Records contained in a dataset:
==========
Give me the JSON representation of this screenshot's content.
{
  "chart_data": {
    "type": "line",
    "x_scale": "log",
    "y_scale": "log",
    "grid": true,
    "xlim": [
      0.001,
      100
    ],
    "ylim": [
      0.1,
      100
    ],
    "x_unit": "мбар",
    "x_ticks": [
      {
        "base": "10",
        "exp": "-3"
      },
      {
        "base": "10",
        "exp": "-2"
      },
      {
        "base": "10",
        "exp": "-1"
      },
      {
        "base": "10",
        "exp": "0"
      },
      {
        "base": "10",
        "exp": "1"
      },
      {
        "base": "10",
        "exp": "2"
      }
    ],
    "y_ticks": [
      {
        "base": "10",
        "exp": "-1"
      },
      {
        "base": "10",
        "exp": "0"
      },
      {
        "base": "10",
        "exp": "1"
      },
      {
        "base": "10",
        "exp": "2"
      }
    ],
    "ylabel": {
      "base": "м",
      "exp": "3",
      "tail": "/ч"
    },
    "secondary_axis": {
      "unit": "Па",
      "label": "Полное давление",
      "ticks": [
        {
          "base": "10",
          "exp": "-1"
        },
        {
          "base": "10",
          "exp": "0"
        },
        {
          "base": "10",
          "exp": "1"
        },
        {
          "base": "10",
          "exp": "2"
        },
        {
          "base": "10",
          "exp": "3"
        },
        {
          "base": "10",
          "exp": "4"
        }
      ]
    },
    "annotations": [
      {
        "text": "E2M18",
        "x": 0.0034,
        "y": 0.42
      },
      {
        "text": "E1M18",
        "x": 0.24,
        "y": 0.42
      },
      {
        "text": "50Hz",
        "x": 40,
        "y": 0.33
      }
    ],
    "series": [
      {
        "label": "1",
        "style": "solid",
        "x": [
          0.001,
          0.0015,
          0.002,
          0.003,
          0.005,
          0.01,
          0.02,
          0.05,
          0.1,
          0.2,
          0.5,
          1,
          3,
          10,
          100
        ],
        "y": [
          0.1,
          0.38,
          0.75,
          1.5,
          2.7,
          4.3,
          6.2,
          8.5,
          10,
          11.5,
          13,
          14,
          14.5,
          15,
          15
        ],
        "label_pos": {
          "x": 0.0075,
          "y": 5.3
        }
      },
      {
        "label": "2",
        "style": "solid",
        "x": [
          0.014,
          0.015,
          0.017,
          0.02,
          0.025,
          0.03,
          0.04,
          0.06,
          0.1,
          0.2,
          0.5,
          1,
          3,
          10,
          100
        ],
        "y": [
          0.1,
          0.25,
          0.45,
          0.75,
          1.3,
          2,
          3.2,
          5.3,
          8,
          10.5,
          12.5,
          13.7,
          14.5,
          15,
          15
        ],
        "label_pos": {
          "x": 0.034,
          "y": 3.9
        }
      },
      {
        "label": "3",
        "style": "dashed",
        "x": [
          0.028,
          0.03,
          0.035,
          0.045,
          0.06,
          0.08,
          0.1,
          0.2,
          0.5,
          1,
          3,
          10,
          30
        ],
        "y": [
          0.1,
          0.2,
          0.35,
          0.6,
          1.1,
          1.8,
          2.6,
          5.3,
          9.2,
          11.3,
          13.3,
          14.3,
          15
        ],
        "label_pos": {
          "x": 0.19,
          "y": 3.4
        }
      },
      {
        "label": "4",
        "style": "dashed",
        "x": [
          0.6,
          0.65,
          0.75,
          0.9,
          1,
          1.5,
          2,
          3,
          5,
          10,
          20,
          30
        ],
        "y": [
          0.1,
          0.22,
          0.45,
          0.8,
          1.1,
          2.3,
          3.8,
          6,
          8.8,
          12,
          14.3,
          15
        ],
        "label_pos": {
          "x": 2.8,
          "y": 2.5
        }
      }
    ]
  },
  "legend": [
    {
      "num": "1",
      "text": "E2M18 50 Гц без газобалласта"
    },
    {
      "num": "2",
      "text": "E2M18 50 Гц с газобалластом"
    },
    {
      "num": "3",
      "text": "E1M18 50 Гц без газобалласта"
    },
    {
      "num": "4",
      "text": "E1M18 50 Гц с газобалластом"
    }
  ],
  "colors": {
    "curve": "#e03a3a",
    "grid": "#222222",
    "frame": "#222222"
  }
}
==========
To be done ▸ Look through the entries above and list every line containing "text".

Solution for this problem ▸
        "text": "E2M18",
        "text": "E1M18",
        "text": "50Hz",
      "text": "E2M18 50 Гц без газобалласта"
      "text": "E2M18 50 Гц с газобалластом"
      "text": "E1M18 50 Гц без газобалласта"
      "text": "E1M18 50 Гц с газобалластом"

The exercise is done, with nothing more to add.